_Task requirements:_ List each line of the data in which the string "PROTOTYPE" appears.

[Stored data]
....................

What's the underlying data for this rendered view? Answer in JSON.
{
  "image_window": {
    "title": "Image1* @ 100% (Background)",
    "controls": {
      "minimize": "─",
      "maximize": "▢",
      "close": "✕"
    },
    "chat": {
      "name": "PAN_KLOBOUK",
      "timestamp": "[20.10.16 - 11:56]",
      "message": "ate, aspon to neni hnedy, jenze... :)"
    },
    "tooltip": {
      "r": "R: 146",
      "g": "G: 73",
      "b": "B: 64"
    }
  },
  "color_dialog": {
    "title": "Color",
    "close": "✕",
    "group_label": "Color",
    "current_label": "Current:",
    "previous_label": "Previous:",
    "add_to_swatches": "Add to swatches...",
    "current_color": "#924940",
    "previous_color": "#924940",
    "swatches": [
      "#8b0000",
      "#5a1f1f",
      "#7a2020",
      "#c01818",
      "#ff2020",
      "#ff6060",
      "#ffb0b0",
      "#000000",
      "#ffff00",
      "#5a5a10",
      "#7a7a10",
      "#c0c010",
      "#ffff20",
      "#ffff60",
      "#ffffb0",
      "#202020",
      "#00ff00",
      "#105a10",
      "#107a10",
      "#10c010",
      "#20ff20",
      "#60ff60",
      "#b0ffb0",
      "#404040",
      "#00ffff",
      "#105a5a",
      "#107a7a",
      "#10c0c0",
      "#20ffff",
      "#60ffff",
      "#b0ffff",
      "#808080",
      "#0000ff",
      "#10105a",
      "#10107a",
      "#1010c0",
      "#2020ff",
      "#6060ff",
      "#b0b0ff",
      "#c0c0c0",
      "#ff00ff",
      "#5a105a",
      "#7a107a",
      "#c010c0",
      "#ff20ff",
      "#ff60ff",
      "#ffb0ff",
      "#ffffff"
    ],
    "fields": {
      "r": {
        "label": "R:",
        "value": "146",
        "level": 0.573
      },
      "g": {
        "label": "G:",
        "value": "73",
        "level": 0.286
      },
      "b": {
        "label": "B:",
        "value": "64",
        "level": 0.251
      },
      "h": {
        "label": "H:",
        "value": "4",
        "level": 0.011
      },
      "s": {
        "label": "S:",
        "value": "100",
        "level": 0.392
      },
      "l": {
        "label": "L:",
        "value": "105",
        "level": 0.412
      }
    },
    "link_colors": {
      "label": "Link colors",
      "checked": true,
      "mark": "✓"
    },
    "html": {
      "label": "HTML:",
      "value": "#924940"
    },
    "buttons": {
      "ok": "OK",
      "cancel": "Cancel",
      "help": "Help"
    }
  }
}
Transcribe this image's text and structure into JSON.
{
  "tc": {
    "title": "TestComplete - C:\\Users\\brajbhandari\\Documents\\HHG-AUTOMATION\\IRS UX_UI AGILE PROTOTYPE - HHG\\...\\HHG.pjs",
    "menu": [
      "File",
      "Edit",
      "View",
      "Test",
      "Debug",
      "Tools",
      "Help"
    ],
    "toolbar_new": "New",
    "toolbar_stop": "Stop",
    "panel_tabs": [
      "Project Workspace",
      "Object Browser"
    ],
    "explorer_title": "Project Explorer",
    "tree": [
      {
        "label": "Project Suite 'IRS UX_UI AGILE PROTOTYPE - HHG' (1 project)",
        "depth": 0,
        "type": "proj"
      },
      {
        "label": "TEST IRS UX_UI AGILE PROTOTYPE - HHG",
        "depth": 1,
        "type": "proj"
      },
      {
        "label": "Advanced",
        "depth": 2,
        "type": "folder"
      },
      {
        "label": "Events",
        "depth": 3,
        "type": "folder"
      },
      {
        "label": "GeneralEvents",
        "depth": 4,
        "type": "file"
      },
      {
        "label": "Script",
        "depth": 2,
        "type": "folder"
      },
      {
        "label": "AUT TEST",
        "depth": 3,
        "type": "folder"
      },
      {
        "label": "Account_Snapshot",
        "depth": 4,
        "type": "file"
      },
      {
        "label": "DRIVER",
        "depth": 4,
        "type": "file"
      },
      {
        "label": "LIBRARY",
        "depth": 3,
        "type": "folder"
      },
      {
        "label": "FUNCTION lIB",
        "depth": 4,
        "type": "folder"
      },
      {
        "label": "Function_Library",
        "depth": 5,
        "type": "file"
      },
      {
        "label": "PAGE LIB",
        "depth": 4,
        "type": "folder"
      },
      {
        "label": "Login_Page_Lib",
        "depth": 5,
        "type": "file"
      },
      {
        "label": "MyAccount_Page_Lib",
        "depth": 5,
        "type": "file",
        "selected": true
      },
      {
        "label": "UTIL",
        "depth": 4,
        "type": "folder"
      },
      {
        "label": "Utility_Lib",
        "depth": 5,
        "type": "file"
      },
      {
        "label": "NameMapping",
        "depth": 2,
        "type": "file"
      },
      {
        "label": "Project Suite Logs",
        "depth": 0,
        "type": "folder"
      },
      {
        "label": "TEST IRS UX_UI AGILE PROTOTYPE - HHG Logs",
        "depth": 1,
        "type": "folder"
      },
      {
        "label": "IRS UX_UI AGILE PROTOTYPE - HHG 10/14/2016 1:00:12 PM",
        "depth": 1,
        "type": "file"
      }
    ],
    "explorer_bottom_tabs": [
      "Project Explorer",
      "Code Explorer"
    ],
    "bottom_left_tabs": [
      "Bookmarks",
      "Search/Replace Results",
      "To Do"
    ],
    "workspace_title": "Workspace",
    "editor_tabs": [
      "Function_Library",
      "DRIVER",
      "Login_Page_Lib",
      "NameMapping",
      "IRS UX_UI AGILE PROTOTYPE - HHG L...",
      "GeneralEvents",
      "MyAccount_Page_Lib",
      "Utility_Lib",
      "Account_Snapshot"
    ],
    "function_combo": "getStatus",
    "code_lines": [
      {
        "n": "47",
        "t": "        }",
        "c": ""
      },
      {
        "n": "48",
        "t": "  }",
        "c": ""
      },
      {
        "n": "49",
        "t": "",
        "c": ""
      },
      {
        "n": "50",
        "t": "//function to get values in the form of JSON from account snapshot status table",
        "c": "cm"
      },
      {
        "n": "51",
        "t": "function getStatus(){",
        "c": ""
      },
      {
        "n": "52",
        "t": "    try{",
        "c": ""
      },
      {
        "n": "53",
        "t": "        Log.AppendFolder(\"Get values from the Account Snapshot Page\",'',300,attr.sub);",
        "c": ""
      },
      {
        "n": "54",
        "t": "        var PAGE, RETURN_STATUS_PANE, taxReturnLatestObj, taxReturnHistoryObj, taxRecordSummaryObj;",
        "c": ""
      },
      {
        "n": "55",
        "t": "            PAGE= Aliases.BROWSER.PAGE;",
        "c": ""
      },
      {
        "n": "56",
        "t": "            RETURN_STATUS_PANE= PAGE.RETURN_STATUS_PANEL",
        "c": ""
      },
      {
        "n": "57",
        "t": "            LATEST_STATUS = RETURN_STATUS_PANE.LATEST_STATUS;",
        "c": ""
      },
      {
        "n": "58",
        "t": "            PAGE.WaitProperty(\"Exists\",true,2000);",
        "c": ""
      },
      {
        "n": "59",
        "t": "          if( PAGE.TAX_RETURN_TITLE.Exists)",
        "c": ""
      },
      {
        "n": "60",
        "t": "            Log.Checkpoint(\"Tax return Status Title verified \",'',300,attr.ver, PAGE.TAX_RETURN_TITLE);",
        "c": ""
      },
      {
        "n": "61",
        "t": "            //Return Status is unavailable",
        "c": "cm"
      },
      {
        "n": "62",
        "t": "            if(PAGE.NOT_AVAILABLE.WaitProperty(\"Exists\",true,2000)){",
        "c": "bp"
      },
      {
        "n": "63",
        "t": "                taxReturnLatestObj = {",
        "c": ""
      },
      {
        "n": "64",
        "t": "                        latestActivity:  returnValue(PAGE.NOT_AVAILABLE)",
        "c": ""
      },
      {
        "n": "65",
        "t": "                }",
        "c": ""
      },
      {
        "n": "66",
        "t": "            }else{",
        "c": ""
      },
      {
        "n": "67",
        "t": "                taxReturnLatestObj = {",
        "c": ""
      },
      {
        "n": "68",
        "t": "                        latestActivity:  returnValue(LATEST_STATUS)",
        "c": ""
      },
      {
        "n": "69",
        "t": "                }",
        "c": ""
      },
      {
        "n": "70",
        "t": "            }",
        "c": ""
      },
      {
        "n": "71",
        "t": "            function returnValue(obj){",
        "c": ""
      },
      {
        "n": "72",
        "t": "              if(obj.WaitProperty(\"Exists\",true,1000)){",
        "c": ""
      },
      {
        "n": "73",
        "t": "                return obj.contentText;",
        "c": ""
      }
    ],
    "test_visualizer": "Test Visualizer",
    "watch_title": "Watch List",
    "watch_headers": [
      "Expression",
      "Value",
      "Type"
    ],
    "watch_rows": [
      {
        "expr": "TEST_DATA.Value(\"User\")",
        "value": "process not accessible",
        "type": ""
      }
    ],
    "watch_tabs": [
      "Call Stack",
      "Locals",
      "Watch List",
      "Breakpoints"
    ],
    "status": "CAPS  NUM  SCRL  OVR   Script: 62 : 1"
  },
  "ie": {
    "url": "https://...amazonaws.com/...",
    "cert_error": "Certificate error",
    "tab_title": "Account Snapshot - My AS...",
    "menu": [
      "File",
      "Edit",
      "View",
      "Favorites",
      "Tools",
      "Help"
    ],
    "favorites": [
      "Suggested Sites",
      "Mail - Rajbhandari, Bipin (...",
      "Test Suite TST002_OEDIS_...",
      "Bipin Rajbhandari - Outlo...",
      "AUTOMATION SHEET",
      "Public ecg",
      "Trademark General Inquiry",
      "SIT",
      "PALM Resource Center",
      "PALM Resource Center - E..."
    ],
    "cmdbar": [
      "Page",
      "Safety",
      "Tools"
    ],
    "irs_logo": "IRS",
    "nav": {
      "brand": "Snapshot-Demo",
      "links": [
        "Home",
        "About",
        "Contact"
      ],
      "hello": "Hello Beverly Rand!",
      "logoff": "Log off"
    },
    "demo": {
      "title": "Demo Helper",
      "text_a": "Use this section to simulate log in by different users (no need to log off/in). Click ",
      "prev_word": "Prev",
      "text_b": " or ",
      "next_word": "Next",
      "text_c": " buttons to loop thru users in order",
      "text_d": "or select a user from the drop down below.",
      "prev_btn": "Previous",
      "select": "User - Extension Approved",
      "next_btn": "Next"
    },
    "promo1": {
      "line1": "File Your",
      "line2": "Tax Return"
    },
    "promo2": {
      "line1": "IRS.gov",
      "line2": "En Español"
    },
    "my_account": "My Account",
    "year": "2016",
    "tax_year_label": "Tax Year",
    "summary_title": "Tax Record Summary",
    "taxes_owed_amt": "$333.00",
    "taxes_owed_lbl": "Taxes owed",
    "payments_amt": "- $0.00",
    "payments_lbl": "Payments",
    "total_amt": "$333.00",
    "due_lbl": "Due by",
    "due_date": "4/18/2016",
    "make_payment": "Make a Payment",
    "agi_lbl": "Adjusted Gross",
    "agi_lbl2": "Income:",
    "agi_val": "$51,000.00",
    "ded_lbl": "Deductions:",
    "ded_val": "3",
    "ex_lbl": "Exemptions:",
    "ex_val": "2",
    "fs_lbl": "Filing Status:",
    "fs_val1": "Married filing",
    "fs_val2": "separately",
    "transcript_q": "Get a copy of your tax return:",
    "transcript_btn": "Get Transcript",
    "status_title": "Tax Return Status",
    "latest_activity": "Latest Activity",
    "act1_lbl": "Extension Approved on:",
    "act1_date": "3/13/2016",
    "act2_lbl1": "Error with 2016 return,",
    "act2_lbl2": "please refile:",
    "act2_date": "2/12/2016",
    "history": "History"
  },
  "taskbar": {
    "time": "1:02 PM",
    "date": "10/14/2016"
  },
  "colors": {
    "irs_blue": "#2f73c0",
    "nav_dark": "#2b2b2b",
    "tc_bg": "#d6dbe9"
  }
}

....................

_Correct result:_
    "title": "TestComplete - C:\\Users\\brajbhandari\\Documents\\HHG-AUTOMATION\\IRS UX_UI AGILE PROTOTYPE - HHG\\...\\HHG.pjs",
        "label": "Project Suite 'IRS UX_UI AGILE PROTOTYPE - HHG' (1 project)",
        "label": "TEST IRS UX_UI AGILE PROTOTYPE - HHG",
        "label": "TEST IRS UX_UI AGILE PROTOTYPE - HHG Logs",
        "label": "IRS UX_UI AGILE PROTOTYPE - HHG 10/14/2016 1:00:12 PM",
      "IRS UX_UI AGILE PROTOTYPE - HHG L...",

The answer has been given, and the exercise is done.